Excerpts from a figure dataset:
** START **

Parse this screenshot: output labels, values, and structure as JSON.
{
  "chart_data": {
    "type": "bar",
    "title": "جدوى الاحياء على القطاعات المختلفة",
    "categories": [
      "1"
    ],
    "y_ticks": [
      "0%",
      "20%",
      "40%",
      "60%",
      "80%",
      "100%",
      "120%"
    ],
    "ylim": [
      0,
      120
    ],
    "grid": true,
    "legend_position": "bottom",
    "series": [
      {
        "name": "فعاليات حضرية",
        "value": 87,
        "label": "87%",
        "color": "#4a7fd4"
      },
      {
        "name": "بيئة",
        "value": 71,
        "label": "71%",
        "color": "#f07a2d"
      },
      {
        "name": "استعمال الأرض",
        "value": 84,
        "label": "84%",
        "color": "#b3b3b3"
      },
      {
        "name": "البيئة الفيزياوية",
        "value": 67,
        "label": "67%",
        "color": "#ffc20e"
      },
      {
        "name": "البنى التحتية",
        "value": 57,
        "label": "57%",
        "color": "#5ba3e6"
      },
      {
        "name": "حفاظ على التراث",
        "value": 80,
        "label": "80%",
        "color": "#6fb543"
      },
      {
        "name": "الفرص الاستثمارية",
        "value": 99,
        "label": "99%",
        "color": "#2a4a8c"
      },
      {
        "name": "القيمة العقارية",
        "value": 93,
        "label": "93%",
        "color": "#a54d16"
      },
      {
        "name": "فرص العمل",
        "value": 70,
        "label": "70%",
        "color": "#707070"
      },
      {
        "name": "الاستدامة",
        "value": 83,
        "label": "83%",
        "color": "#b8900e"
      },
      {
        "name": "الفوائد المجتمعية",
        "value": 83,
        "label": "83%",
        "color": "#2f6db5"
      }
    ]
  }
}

** END **

> **TO DO**
The records above should be repeated in full, exactly as given.

> **EXERCISE RESPONSE**
Parse this screenshot: output labels, values, and structure as JSON.
{
  "chart_data": {
    "type": "bar",
    "title": "جدوى الاحياء على القطاعات المختلفة",
    "categories": [
      "1"
    ],
    "y_ticks": [
      "0%",
      "20%",
      "40%",
      "60%",
      "80%",
      "100%",
      "120%"
    ],
    "ylim": [
      0,
      120
    ],
    "grid": true,
    "legend_position": "bottom",
    "series": [
      {
        "name": "فعاليات حضرية",
        "value": 87,
        "label": "87%",
        "color": "#4a7fd4"
      },
      {
        "name": "بيئة",
        "value": 71,
        "label": "71%",
        "color": "#f07a2d"
      },
      {
        "name": "استعمال الأرض",
        "value": 84,
        "label": "84%",
        "color": "#b3b3b3"
      },
      {
        "name": "البيئة الفيزياوية",
        "value": 67,
        "label": "67%",
        "color": "#ffc20e"
      },
      {
        "name": "البنى التحتية",
        "value": 57,
        "label": "57%",
        "color": "#5ba3e6"
      },
      {
        "name": "حفاظ على التراث",
        "value": 80,
        "label": "80%",
        "color": "#6fb543"
      },
      {
        "name": "الفرص الاستثمارية",
        "value": 99,
        "label": "99%",
        "color": "#2a4a8c"
      },
      {
        "name": "القيمة العقارية",
        "value": 93,
        "label": "93%",
        "color": "#a54d16"
      },
      {
        "name": "فرص العمل",
        "value": 70,
        "label": "70%",
        "color": "#707070"
      },
      {
        "name": "الاستدامة",
        "value": 83,
        "label": "83%",
        "color": "#b8900e"
      },
      {
        "name": "الفوائد المجتمعية",
        "value": 83,
        "label": "83%",
        "color": "#2f6db5"
      }
    ]
  }
}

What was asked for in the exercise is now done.